### Set exercise
Reproduce the material below word for word, starting at its first line and ending with the line that contains "candle-body (95, 266, 98, 282)", both included.

### Extracted records
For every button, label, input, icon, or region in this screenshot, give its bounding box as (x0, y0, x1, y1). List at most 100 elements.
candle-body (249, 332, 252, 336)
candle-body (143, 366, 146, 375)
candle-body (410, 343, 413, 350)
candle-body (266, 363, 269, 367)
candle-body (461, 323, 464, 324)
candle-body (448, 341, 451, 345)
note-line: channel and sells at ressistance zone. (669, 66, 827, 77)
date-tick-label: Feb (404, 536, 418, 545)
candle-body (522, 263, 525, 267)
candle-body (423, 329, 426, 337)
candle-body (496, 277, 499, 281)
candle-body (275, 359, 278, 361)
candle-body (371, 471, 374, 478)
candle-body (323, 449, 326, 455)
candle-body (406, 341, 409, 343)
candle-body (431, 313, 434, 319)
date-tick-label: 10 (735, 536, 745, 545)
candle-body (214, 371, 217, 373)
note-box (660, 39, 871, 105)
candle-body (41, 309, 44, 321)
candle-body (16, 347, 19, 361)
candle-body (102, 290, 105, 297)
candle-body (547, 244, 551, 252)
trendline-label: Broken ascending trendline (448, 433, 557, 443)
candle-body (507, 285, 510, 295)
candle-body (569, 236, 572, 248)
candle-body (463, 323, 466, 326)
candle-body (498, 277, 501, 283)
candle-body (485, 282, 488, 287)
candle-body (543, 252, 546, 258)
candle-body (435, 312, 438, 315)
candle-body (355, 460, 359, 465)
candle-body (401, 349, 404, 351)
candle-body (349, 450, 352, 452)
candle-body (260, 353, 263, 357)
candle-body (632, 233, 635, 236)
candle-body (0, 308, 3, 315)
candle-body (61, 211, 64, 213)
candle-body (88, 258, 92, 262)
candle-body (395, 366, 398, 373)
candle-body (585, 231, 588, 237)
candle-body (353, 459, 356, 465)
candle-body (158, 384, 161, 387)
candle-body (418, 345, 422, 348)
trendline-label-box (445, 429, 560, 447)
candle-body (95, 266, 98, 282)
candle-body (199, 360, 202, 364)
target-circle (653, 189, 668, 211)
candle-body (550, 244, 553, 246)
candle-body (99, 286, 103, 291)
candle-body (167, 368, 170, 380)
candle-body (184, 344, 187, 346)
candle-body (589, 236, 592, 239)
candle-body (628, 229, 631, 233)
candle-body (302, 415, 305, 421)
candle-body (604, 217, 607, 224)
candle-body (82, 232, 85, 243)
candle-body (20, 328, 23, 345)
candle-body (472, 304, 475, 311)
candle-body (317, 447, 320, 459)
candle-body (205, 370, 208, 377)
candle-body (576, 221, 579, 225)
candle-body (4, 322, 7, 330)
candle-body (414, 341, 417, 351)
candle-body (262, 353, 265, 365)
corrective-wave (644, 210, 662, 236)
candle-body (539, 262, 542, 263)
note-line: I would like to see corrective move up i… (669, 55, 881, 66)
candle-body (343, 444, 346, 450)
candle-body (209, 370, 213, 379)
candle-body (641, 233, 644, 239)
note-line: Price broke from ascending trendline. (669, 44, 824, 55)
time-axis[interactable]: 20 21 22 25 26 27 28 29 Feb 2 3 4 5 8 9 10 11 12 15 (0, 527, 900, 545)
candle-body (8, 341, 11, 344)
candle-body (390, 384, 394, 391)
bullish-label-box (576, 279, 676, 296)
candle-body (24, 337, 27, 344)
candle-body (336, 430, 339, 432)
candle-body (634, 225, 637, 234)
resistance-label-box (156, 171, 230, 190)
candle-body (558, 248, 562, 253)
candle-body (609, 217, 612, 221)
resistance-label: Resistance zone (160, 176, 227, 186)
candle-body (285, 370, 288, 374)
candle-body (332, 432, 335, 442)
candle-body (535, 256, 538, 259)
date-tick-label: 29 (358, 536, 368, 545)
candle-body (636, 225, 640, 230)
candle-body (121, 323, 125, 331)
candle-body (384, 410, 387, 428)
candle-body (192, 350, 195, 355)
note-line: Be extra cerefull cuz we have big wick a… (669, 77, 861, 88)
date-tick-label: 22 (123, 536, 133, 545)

### The reply
For every button, label, input, icon, or region in this screenshot, give its bounding box as (x0, y0, x1, y1). List at most 100 elements.
candle-body (249, 332, 252, 336)
candle-body (143, 366, 146, 375)
candle-body (410, 343, 413, 350)
candle-body (266, 363, 269, 367)
candle-body (461, 323, 464, 324)
candle-body (448, 341, 451, 345)
note-line: channel and sells at ressistance zone. (669, 66, 827, 77)
date-tick-label: Feb (404, 536, 418, 545)
candle-body (522, 263, 525, 267)
candle-body (423, 329, 426, 337)
candle-body (496, 277, 499, 281)
candle-body (275, 359, 278, 361)
candle-body (371, 471, 374, 478)
candle-body (323, 449, 326, 455)
candle-body (406, 341, 409, 343)
candle-body (431, 313, 434, 319)
date-tick-label: 10 (735, 536, 745, 545)
candle-body (214, 371, 217, 373)
note-box (660, 39, 871, 105)
candle-body (41, 309, 44, 321)
candle-body (16, 347, 19, 361)
candle-body (102, 290, 105, 297)
candle-body (547, 244, 551, 252)
trendline-label: Broken ascending trendline (448, 433, 557, 443)
candle-body (507, 285, 510, 295)
candle-body (569, 236, 572, 248)
candle-body (463, 323, 466, 326)
candle-body (498, 277, 501, 283)
candle-body (485, 282, 488, 287)
candle-body (543, 252, 546, 258)
candle-body (435, 312, 438, 315)
candle-body (355, 460, 359, 465)
candle-body (401, 349, 404, 351)
candle-body (349, 450, 352, 452)
candle-body (260, 353, 263, 357)
candle-body (632, 233, 635, 236)
candle-body (0, 308, 3, 315)
candle-body (61, 211, 64, 213)
candle-body (88, 258, 92, 262)
candle-body (395, 366, 398, 373)
candle-body (585, 231, 588, 237)
candle-body (353, 459, 356, 465)
candle-body (158, 384, 161, 387)
candle-body (418, 345, 422, 348)
trendline-label-box (445, 429, 560, 447)
candle-body (95, 266, 98, 282)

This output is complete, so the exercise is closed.